*Document extract*.
⁂
Encouraging data on a new antipsychotic drug in phase 2 development have
generated excitement among researchers in psychiatry because the substance
acts on neurological pathways that depend on glutamate, an excitatory
neurotransmitter, and bypasses the dopamine system altogether. The findings
strengthen the hope that new drugs targeting glutamate-activated receptors
will soon become alternatives for patients with schizophrenia who suffer from
the sometimes serious side effects of current antipsychotics.
The substance (known as LY2140023), developed by Eli Lilly and Co., is
metabolized into an active molecule after it is absorbed by the body. The
active molecule is a selective agonist of a subtype of glutamate-activated
receptors called metabotropic glutamate 2/3 (mGlu2/3) receptors. This agonist
particularly changes the amount of glutamate released into the synapses in the
brain. In a randomized, double-blind, phase 2 clinical trial, LY2140023 was
compared with placebo and olanzapine (Zyprexa) in 196 patients with
schizophrenia. The study, sponsored by the manufacturer, was published online
in the letters section of Nature Medicine on September 2.
At the end of four weeks, patients treated with LY2140023 had a
statistically significant reduction on Positive and Negative Syndrome Scale
(PANSS) scores compared with those who received placebo; the effects were
similar to those in the patients who got olanzapine.
Researchers have long suspected that neurotransmission systems involving
glutamate are somehow distorted in the brain in schizophrenia patients. The
theory is based on the observation that substances like phencyclidine (PCP)
and ketamine can induce psychotic symptoms in healthy people and in animals.
PCP and ketamine appear to create this effect by blocking the N-methyl
d-aspartate (NMDA) receptor, an ionotropic receptor activated by glutamate.
Chemicals that modulate the NMDA receptor have been studied in schizophrenia
as well as mood disorders. In a 2005 study published in Biological
Psychiatry, Uriel Heresco-Levy, M.D., and colleagues reported significant
improvement in negative, positive, cognitive, and depression symptoms on the
PANSS in a double-blind, six-week crossover study of adjunctive treatment with
D-serine, an agonist of the NMDA receptor, in patients with refractory
schizophrenia who were already on either risperidone or olanzapine.
⁂
[Bounding box prediction data]
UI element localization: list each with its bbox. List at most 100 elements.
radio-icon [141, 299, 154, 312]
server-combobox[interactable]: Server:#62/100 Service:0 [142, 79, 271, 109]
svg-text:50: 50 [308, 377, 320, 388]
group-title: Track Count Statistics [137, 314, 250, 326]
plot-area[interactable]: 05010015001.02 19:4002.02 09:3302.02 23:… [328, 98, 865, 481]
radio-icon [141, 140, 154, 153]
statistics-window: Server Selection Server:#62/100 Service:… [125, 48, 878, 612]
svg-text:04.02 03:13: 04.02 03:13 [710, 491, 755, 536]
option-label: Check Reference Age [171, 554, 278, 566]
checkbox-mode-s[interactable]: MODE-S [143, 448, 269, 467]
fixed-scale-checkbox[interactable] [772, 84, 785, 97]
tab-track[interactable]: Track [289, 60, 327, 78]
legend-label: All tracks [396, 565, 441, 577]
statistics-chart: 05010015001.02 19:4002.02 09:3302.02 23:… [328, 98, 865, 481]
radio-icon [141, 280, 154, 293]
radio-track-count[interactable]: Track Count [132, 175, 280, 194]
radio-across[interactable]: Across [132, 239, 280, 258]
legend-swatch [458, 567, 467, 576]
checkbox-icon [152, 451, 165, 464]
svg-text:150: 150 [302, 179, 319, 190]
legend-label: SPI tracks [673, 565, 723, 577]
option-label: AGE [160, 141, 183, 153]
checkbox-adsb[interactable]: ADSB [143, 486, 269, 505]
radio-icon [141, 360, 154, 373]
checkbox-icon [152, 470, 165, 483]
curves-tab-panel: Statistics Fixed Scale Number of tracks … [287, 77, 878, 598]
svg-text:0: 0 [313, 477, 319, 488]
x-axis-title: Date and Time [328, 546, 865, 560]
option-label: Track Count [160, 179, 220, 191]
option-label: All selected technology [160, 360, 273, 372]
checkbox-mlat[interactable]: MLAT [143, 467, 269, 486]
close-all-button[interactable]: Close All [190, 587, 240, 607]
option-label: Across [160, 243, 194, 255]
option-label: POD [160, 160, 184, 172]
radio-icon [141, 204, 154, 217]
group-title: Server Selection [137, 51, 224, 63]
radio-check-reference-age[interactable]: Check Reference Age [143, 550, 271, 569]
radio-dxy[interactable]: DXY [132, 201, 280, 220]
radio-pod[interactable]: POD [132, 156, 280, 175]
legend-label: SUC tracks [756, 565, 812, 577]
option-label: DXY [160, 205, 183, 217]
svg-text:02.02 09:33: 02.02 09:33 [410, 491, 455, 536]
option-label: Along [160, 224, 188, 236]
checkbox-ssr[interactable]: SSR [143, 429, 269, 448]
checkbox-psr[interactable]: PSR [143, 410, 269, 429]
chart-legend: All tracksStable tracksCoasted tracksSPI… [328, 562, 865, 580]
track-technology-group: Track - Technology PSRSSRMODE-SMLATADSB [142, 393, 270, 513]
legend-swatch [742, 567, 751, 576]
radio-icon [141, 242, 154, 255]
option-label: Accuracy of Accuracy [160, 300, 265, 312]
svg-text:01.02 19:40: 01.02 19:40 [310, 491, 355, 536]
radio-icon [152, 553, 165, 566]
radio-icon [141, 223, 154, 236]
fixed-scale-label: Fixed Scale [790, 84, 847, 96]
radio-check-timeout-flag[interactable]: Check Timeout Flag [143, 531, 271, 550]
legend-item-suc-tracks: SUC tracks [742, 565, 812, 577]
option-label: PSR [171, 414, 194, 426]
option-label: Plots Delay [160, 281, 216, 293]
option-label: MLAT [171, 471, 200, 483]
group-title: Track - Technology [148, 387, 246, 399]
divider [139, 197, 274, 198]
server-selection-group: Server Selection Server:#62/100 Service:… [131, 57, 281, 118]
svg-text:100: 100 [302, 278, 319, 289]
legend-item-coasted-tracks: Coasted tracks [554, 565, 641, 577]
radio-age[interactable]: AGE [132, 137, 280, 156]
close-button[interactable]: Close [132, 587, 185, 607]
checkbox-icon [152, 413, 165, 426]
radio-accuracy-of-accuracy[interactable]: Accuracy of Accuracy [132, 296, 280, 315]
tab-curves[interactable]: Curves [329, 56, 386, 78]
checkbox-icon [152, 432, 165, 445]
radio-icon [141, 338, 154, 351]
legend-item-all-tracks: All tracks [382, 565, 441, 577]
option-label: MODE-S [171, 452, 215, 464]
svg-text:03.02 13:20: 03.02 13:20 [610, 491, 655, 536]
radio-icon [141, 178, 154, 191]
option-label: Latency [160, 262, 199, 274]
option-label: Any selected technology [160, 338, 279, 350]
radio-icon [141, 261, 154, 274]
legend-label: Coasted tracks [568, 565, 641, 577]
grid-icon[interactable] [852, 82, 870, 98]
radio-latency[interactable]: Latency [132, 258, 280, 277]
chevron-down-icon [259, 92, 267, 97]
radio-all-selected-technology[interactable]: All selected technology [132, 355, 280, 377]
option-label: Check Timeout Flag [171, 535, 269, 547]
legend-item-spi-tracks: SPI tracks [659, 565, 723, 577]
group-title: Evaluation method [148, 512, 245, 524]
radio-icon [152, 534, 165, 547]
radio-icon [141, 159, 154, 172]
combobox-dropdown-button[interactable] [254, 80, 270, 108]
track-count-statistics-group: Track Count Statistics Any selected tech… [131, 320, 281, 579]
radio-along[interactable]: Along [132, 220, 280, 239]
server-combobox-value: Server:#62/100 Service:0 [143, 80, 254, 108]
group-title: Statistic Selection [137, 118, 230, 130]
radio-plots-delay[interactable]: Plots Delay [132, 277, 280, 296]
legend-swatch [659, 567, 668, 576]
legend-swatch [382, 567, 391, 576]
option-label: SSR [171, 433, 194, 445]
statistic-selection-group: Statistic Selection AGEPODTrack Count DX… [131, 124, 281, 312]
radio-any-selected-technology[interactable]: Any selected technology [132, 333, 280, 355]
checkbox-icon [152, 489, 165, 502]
⁂
*Requirement 1*.
List every drug named in the article on the glutamate-targeting antipsychotic, leaving out neurotransmitters.
*Requirement 2*.
According to the article on the glutamate-targeting antipsychotic, why have researchers long suspected that glutamate neurotransmission is distorted in schizophrenia?
*Requirement 3*.
Please extend the article on the glutamate-targeting antipsychotic, starting after its final sentence.

*Reply 1*.
LY2140023, olanzapine (Zyprexa), phencyclidine (PCP), ketamine, D-serine, risperidone

*Reply 2*.
Substances like phencyclidine (PCP) and ketamine can induce psychotic symptoms in healthy people and in animals. They appear to do this by blocking the NMDA receptor, which is activated by glutamate.

*Reply 3*.
Meanwhile, metabotropic glutamate receptors in the brain have been linked
with learning and memory, perception of pain, and mood disorders, and new-drug
research targeting these receptors has been ongoing in recent years.
All currently available antipsychotic drugs, including the
second-generation antipsychotics, directly act on dopamine and serotonin
receptors and have some serious side effects, including extrapyramidal
symptoms, dyskinesia, weight gain, disturbance in glucose metabolism, and
elevated prolactin levels. Scientists hope the new class of glutamate
receptor—targeted drugs will reduce or eliminate these unwanted
In the clinical trial, the patients who received LY2140023 had a small
weight loss (0.51 kg), compared with no change in the placebo group and weight
gain (0.74 kg) in the olazapine group. No significant elevation of prolactin
levels was observed in any group. However, the trial lasted for only four
weeks, and the dropout rate was fairly high (58.7 percent, 20.6 percent, and
33.7 percent in the placebo, olanzapine, and the test drug groups,
The most common side effects seen with LY2140023 included insomnia, affect
lability, nausea, headache, somnolence, and blood creatine phosphokinase
increase. Patients on the drug seemed "more emotional than
before," the authors reported. A meaningful profile of the new drug's
side effects will have to wait for larger and longer clinical trials.
"The mGluR 2/3 agonist is potentially one of the most important
advances in psychiatry since the introduction of chlorpromazine,"
Jeffrey Lieberman, M.D., chair of the Department of Psychiatry at Columbia
University's College of Physicians and Surgeons and chair of APA's Council on
Research, told Psychiatric News.
Lieberman noted that the excitement in the psychiatric research community"
hinges on the replication of these results in a representative sample
of schizophrenia subjects in a new study. If its effectiveness is confirmed,
this drug may become the first antipsychotic that does not work directly
through the D2 receptor."
Perhaps more significant, Lieberman emphasized, the findings "provide
an important line of evidence to support the glutamate hypothesis of
schizophrenia originally proposed by [David] Javitt and [Stephen] Zukin and
expand the window into the pathophysiology of schizophrenia."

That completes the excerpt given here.